◆ Exercise aim ◆
Restate the full set of records exactly, without adding or dropping a word.

◆ Data records ◆
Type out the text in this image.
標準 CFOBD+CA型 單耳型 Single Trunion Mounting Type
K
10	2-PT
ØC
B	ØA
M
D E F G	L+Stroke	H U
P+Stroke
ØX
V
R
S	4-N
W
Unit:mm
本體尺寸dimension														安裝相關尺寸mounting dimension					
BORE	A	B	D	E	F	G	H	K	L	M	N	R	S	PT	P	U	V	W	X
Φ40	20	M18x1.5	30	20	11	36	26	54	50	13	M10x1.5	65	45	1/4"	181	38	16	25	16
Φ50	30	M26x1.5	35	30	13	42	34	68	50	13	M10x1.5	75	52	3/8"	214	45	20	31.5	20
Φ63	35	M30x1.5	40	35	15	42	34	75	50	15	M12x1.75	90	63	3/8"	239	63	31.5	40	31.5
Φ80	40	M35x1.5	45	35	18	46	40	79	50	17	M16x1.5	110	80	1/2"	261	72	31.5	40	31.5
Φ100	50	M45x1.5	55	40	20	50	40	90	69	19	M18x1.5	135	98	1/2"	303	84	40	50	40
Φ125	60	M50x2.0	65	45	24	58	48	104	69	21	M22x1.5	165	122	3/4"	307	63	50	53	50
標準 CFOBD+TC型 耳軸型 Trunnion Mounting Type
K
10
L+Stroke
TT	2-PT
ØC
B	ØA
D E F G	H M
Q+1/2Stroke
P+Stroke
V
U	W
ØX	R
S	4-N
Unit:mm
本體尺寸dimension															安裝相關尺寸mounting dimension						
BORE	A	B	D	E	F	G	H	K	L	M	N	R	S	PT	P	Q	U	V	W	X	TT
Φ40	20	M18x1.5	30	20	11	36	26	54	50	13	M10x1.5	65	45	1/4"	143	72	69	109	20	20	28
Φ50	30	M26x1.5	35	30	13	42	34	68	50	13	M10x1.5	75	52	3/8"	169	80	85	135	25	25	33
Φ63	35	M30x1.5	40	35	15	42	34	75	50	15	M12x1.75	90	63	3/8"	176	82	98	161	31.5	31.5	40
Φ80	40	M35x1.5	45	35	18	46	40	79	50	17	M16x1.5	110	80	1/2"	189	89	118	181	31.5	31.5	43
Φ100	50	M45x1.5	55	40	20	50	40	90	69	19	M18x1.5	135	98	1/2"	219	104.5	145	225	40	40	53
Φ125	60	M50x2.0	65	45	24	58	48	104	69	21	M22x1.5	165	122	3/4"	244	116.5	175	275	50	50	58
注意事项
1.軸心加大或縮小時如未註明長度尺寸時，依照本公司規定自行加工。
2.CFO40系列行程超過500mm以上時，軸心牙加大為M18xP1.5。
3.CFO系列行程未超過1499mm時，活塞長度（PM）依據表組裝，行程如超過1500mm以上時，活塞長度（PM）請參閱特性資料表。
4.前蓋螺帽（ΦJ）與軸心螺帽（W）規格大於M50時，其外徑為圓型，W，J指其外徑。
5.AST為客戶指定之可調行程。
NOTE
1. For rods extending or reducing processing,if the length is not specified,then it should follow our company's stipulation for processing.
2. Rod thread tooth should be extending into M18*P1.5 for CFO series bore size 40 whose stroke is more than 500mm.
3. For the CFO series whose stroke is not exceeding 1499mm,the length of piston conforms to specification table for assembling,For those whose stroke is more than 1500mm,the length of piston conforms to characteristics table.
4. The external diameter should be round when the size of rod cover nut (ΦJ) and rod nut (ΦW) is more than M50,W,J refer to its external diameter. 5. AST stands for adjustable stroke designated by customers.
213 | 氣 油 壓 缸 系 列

◆ Finished exercise ◆
Type out the text in this image.
標準 CFOBD+CA型 單耳型 Single Trunion Mounting Type
K
10	2-PT
ØC
B	ØA
M
D E F G	L+Stroke	H U
P+Stroke
ØX
V
R
S	4-N
W
Unit:mm
本體尺寸dimension														安裝相關尺寸mounting dimension					
BORE	A	B	D	E	F	G	H	K	L	M	N	R	S	PT	P	U	V	W	X
Φ40	20	M18x1.5	30	20	11	36	26	54	50	13	M10x1.5	65	45	1/4"	181	38	16	25	16
Φ50	30	M26x1.5	35	30	13	42	34	68	50	13	M10x1.5	75	52	3/8"	214	45	20	31.5	20
Φ63	35	M30x1.5	40	35	15	42	34	75	50	15	M12x1.75	90	63	3/8"	239	63	31.5	40	31.5
Φ80	40	M35x1.5	45	35	18	46	40	79	50	17	M16x1.5	110	80	1/2"	261	72	31.5	40	31.5
Φ100	50	M45x1.5	55	40	20	50	40	90	69	19	M18x1.5	135	98	1/2"	303	84	40	50	40
Φ125	60	M50x2.0	65	45	24	58	48	104	69	21	M22x1.5	165	122	3/4"	307	63	50	53	50
標準 CFOBD+TC型 耳軸型 Trunnion Mounting Type
K
10
L+Stroke
TT	2-PT
ØC
B	ØA
D E F G	H M
Q+1/2Stroke
P+Stroke
V
U	W
ØX	R
S	4-N
Unit:mm
本體尺寸dimension															安裝相關尺寸mounting dimension						
BORE	A	B	D	E	F	G	H	K	L	M	N	R	S	PT	P	Q	U	V	W	X	TT
Φ40	20	M18x1.5	30	20	11	36	26	54	50	13	M10x1.5	65	45	1/4"	143	72	69	109	20	20	28
Φ50	30	M26x1.5	35	30	13	42	34	68	50	13	M10x1.5	75	52	3/8"	169	80	85	135	25	25	33
Φ63	35	M30x1.5	40	35	15	42	34	75	50	15	M12x1.75	90	63	3/8"	176	82	98	161	31.5	31.5	40
Φ80	40	M35x1.5	45	35	18	46	40	79	50	17	M16x1.5	110	80	1/2"	189	89	118	181	31.5	31.5	43
Φ100	50	M45x1.5	55	40	20	50	40	90	69	19	M18x1.5	135	98	1/2"	219	104.5	145	225	40	40	53
Φ125	60	M50x2.0	65	45	24	58	48	104	69	21	M22x1.5	165	122	3/4"	244	116.5	175	275	50	50	58
注意事项
1.軸心加大或縮小時如未註明長度尺寸時，依照本公司規定自行加工。
2.CFO40系列行程超過500mm以上時，軸心牙加大為M18xP1.5。
3.CFO系列行程未超過1499mm時，活塞長度（PM）依據表組裝，行程如超過1500mm以上時，活塞長度（PM）請參閱特性資料表。
4.前蓋螺帽（ΦJ）與軸心螺帽（W）規格大於M50時，其外徑為圓型，W，J指其外徑。
5.AST為客戶指定之可調行程。
NOTE
1. For rods extending or reducing processing,if the length is not specified,then it should follow our company's stipulation for processing.
2. Rod thread tooth should be extending into M18*P1.5 for CFO series bore size 40 whose stroke is more than 500mm.
3. For the CFO series whose stroke is not exceeding 1499mm,the length of piston conforms to specification table for assembling,For those whose stroke is more than 1500mm,the length of piston conforms to characteristics table.
4. The external diameter should be round when the size of rod cover nut (ΦJ) and rod nut (ΦW) is more than M50,W,J refer to its external diameter. 5. AST stands for adjustable stroke designated by customers.
213 | 氣 油 壓 缸 系 列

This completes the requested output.